> **Data records**
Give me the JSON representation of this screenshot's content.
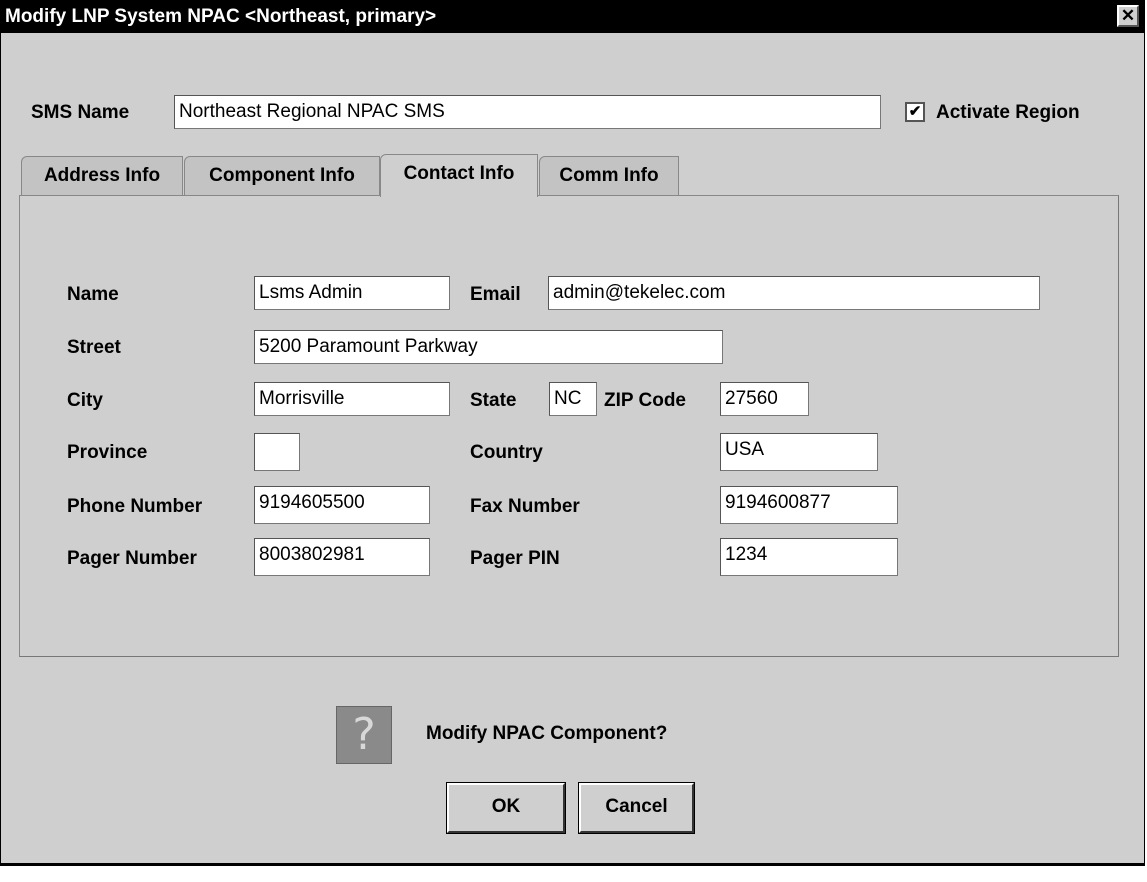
{
  "window": {
    "title": "Modify LNP System NPAC <Northeast,  primary>",
    "close_glyph": "✕"
  },
  "sms": {
    "label": "SMS Name",
    "value": "Northeast Regional NPAC SMS"
  },
  "activate": {
    "label": "Activate Region",
    "checked_glyph": "✔"
  },
  "tabs": [
    {
      "label": "Address Info"
    },
    {
      "label": "Component Info"
    },
    {
      "label": "Contact Info"
    },
    {
      "label": "Comm Info"
    }
  ],
  "contact": {
    "name": {
      "label": "Name",
      "value": "Lsms Admin"
    },
    "email": {
      "label": "Email",
      "value": "admin@tekelec.com"
    },
    "street": {
      "label": "Street",
      "value": "5200 Paramount Parkway"
    },
    "city": {
      "label": "City",
      "value": "Morrisville"
    },
    "state": {
      "label": "State",
      "value": "NC"
    },
    "zip": {
      "label": "ZIP Code",
      "value": "27560"
    },
    "province": {
      "label": "Province",
      "value": ""
    },
    "country": {
      "label": "Country",
      "value": "USA"
    },
    "phone": {
      "label": "Phone Number",
      "value": "9194605500"
    },
    "fax": {
      "label": "Fax Number",
      "value": "9194600877"
    },
    "pager": {
      "label": "Pager Number",
      "value": "8003802981"
    },
    "pin": {
      "label": "Pager PIN",
      "value": "1234"
    }
  },
  "confirm": {
    "question": "Modify NPAC Component?",
    "icon_glyph": "?"
  },
  "buttons": {
    "ok": "OK",
    "cancel": "Cancel"
  }
}
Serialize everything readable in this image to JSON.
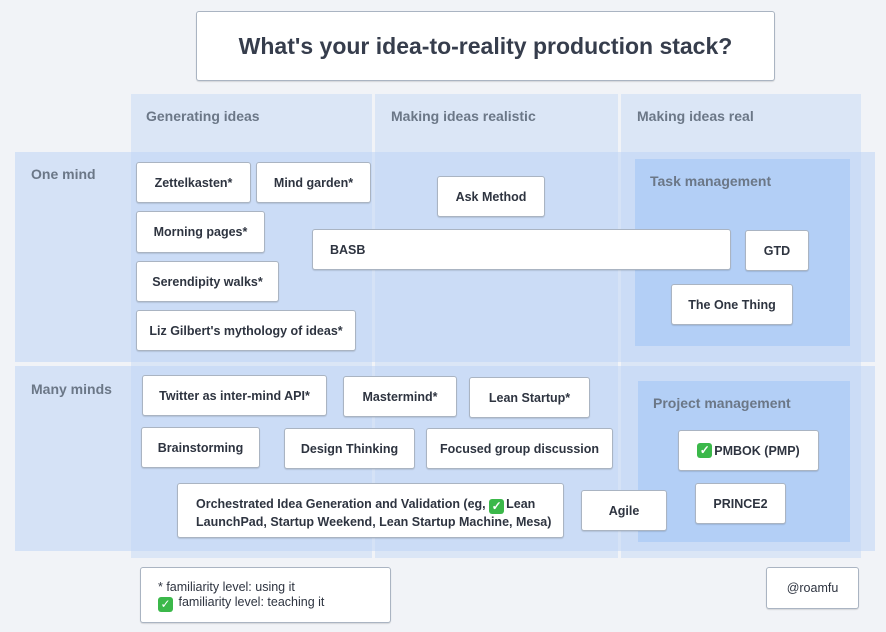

> **Problem statement**
Write the listing above out again exactly, dropping each image.

> **Solution for this problem**
Give me the JSON representation of this screenshot's content.
{
  "window": {
    "title": "Modify LNP System NPAC <Northeast,  primary>",
    "close_glyph": "✕"
  },
  "sms": {
    "label": "SMS Name",
    "value": "Northeast Regional NPAC SMS"
  },
  "activate": {
    "label": "Activate Region",
    "checked_glyph": "✔"
  },
  "tabs": [
    {
      "label": "Address Info"
    },
    {
      "label": "Component Info"
    },
    {
      "label": "Contact Info"
    },
    {
      "label": "Comm Info"
    }
  ],
  "contact": {
    "name": {
      "label": "Name",
      "value": "Lsms Admin"
    },
    "email": {
      "label": "Email",
      "value": "admin@tekelec.com"
    },
    "street": {
      "label": "Street",
      "value": "5200 Paramount Parkway"
    },
    "city": {
      "label": "City",
      "value": "Morrisville"
    },
    "state": {
      "label": "State",
      "value": "NC"
    },
    "zip": {
      "label": "ZIP Code",
      "value": "27560"
    },
    "province": {
      "label": "Province",
      "value": ""
    },
    "country": {
      "label": "Country",
      "value": "USA"
    },
    "phone": {
      "label": "Phone Number",
      "value": "9194605500"
    },
    "fax": {
      "label": "Fax Number",
      "value": "9194600877"
    },
    "pager": {
      "label": "Pager Number",
      "value": "8003802981"
    },
    "pin": {
      "label": "Pager PIN",
      "value": "1234"
    }
  },
  "confirm": {
    "question": "Modify NPAC Component?",
    "icon_glyph": "?"
  },
  "buttons": {
    "ok": "OK",
    "cancel": "Cancel"
  }
}
Serialize everything readable in this image to JSON.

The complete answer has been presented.